CHALLENGE >> Copy out all lines that hold "background".
## START INFORMATION SUPPLIED
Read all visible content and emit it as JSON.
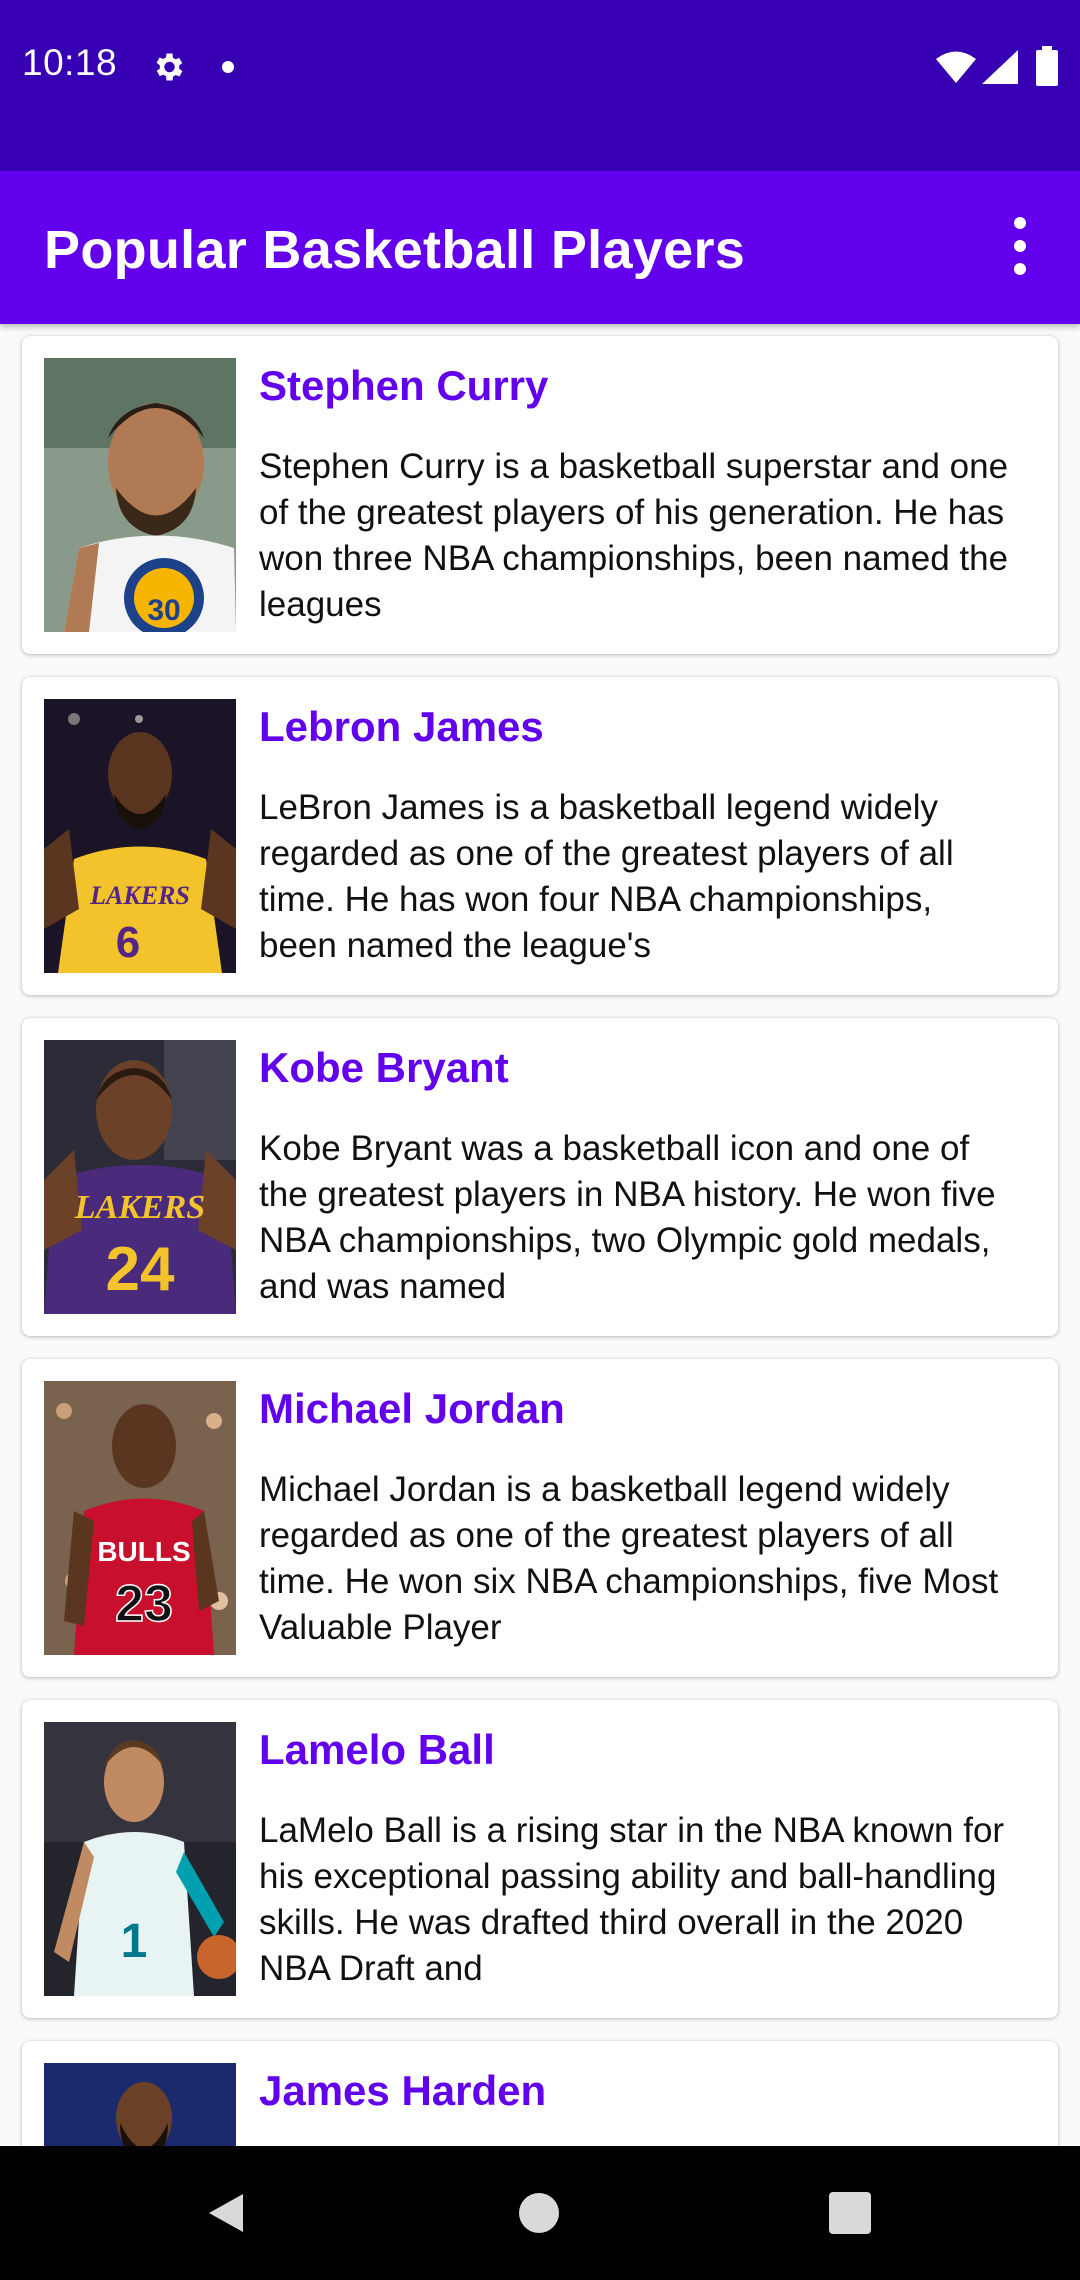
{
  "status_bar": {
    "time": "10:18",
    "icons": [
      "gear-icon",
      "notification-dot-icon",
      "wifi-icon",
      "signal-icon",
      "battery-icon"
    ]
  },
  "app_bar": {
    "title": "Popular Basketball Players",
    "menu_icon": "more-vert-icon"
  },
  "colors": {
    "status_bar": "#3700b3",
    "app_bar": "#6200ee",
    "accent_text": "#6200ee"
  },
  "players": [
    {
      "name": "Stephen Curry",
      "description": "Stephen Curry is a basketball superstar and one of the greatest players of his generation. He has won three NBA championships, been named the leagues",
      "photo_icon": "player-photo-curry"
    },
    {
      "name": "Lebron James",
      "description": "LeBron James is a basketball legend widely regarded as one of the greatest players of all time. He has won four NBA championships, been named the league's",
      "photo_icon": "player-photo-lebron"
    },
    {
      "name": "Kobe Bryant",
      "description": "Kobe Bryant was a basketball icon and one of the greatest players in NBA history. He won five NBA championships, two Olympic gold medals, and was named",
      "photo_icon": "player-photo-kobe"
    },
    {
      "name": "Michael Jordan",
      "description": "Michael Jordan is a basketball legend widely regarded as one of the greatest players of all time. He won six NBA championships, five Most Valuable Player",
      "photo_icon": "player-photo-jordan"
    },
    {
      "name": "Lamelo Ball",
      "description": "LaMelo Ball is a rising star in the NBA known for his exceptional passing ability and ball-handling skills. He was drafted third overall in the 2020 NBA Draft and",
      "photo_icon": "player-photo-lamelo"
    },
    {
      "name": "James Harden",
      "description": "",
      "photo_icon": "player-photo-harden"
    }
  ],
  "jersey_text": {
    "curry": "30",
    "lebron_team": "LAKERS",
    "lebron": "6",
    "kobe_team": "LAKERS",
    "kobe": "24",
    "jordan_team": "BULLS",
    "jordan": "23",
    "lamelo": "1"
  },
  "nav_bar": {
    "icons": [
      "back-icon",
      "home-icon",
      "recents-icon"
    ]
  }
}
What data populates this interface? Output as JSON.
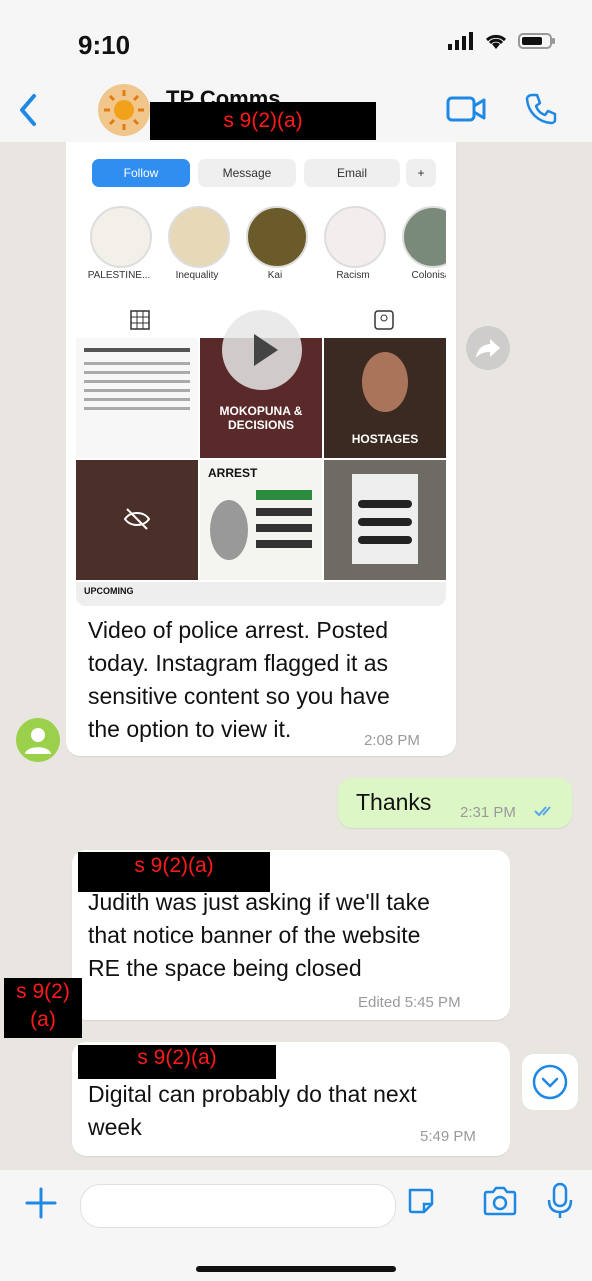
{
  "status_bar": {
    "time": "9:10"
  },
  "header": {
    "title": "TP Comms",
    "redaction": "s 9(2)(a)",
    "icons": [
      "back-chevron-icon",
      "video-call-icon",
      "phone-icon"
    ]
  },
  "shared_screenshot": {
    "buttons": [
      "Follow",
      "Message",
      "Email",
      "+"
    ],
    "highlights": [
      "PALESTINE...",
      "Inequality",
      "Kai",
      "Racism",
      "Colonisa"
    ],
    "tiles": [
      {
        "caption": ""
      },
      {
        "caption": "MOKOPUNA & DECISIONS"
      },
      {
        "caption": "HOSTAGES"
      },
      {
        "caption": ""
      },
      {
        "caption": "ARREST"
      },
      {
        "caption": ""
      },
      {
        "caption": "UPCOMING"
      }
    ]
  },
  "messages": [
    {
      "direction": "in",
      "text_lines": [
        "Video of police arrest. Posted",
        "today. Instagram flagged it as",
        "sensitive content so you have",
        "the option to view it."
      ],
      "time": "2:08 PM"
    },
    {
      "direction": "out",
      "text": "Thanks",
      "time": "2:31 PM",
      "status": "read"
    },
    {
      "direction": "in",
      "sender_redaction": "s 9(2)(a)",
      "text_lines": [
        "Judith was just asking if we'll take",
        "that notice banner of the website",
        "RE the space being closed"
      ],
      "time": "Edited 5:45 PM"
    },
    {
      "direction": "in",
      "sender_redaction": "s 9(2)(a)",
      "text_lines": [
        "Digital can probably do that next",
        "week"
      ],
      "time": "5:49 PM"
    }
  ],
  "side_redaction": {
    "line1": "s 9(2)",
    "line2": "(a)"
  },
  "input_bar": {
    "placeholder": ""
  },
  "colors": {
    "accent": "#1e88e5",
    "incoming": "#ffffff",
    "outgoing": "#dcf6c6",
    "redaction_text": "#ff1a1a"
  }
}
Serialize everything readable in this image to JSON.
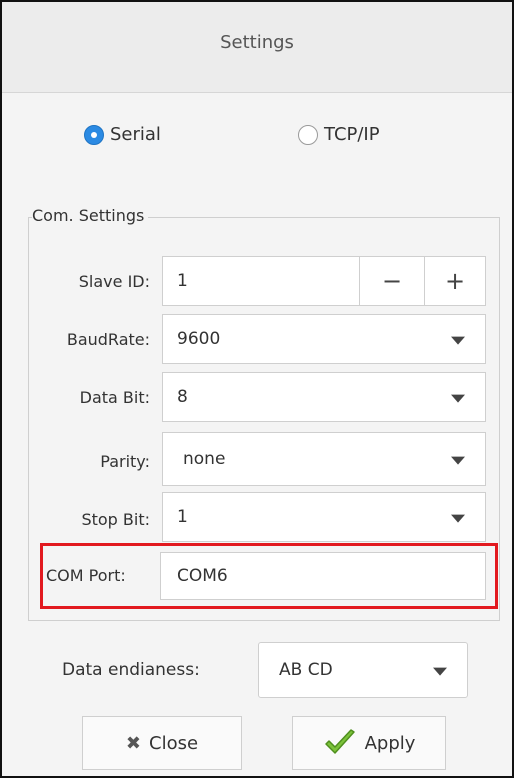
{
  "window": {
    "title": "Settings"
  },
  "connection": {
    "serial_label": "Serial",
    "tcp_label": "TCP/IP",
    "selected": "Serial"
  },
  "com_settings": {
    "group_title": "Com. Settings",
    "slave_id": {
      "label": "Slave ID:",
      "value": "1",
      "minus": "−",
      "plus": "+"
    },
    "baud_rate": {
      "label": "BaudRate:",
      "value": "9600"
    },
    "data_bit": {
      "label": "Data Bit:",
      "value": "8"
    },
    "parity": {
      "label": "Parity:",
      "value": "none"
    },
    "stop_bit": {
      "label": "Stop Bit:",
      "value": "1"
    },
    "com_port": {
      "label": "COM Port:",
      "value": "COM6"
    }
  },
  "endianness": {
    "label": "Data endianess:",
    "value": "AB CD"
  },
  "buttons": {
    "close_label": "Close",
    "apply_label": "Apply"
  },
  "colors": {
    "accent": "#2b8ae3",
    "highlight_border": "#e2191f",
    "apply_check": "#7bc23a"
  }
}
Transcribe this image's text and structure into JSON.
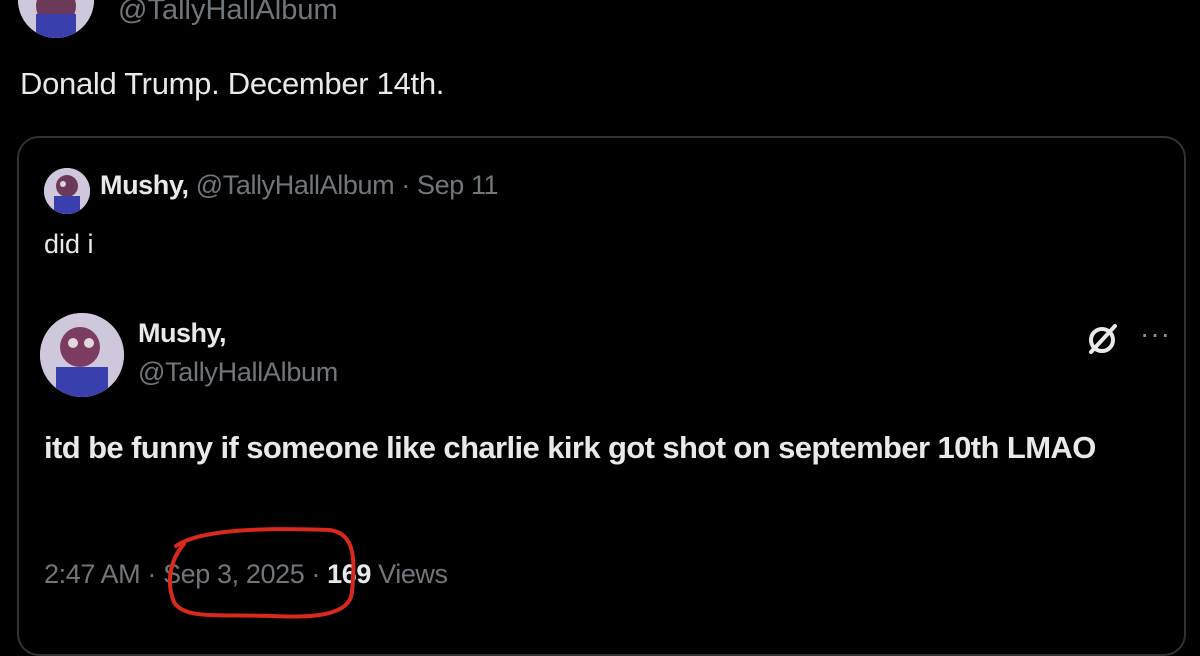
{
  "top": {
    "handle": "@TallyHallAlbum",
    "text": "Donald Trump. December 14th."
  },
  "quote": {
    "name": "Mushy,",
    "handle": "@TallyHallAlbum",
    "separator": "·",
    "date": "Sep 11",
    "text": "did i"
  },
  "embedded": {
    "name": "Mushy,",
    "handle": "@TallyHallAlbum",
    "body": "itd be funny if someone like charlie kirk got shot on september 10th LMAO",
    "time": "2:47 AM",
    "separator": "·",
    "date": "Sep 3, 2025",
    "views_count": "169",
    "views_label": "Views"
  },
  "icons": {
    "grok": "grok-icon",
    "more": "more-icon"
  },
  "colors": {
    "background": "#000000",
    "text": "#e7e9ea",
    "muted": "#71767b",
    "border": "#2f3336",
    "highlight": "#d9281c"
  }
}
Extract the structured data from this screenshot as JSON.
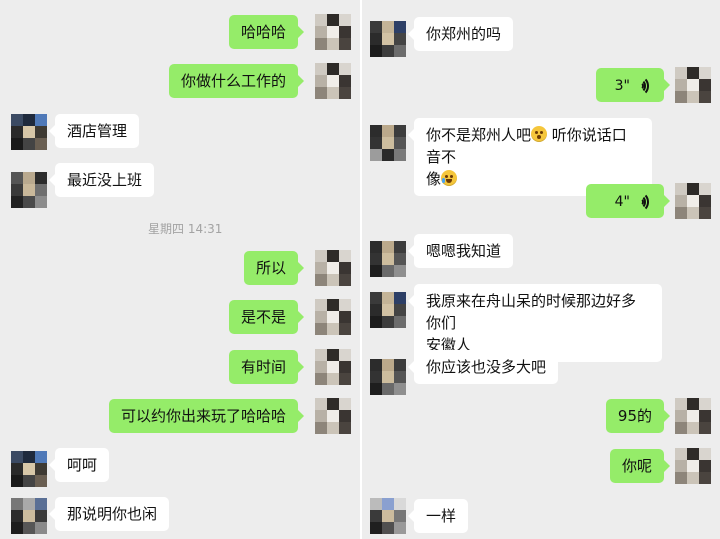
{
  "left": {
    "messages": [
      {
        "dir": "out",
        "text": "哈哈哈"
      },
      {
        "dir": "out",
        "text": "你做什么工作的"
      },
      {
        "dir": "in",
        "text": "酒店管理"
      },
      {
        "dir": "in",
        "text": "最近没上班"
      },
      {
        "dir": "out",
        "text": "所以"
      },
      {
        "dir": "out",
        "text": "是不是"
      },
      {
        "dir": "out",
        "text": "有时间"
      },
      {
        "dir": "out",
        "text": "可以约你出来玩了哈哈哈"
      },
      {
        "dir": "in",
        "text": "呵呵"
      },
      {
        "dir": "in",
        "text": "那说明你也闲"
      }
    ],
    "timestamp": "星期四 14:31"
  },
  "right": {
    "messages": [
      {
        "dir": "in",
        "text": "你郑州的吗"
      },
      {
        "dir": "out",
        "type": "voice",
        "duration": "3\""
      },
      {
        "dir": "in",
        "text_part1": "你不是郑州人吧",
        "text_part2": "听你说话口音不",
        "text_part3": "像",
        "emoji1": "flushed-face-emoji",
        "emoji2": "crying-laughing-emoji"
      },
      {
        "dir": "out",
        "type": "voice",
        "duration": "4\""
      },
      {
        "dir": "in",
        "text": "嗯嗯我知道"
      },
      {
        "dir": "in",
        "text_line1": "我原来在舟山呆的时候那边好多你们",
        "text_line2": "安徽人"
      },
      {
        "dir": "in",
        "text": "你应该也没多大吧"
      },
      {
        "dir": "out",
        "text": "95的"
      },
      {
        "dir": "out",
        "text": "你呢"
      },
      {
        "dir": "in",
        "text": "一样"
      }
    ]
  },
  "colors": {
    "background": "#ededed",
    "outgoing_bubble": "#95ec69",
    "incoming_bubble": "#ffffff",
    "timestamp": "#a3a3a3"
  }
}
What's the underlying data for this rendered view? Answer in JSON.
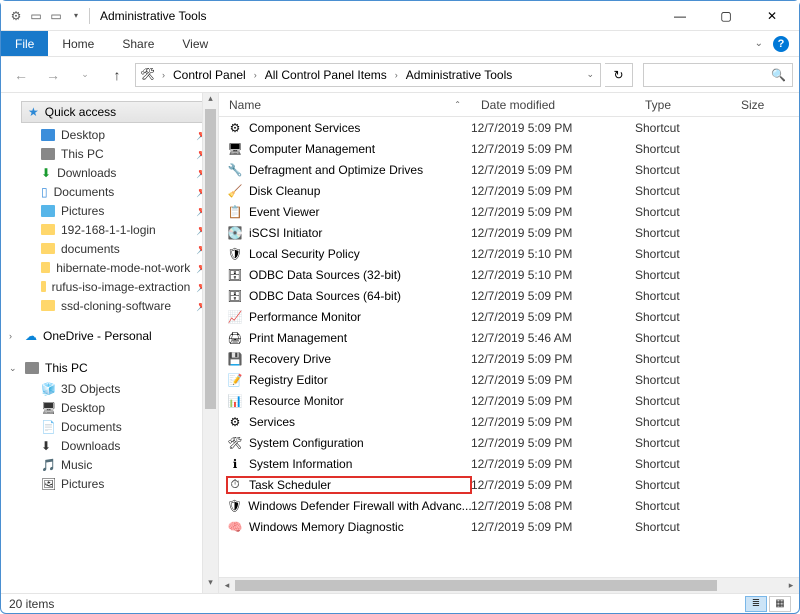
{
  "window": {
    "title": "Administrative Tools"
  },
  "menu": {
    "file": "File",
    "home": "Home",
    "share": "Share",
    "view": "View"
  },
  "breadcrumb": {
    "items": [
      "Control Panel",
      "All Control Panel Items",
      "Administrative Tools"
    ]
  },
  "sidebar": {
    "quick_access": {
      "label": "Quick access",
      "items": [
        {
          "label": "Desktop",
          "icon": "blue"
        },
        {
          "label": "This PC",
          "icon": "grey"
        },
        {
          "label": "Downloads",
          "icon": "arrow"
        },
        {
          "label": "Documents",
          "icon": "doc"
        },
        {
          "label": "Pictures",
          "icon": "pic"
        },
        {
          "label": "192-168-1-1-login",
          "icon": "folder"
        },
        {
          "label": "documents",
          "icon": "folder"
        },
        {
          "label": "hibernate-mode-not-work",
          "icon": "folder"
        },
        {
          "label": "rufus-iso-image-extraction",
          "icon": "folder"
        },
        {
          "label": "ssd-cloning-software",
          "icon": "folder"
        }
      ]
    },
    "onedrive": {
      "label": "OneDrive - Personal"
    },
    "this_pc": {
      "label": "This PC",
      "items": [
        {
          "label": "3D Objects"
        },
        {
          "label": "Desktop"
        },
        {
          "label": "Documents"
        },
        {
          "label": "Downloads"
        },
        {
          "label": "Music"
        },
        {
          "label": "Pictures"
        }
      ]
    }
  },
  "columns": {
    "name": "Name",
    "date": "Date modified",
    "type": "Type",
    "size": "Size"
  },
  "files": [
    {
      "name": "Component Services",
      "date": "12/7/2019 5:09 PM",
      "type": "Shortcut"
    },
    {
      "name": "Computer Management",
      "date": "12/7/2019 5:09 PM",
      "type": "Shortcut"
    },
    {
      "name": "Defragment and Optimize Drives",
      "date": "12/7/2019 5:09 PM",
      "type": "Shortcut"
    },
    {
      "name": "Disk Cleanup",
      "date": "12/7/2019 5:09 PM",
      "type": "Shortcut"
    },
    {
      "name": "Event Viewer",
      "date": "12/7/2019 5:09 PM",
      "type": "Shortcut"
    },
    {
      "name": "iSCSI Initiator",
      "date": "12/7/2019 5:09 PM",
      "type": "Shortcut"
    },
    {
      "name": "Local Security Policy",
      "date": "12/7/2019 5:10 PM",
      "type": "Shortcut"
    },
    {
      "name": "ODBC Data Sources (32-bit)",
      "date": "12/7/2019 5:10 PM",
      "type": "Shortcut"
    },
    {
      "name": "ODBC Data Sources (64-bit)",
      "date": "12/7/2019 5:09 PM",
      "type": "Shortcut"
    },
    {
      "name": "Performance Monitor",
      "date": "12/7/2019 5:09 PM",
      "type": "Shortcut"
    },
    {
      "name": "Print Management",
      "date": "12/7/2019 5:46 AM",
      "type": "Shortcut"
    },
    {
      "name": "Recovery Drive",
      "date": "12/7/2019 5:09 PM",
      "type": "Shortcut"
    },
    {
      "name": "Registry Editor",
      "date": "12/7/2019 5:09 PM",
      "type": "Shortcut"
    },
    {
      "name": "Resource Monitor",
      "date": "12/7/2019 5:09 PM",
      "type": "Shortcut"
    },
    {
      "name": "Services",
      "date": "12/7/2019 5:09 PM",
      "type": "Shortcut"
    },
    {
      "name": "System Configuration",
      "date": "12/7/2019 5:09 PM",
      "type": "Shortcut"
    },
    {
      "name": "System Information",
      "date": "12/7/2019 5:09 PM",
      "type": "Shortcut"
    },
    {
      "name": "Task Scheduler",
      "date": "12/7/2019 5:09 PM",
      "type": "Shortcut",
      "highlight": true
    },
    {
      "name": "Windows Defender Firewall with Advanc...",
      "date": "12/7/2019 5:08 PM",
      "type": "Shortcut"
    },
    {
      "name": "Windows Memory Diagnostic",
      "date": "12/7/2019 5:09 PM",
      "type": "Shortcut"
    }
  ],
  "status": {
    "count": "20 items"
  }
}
## END INFORMATION SUPPLIED
FINISHED EXERCISE >>
    "background": "#000000",
    "background": "#ededed",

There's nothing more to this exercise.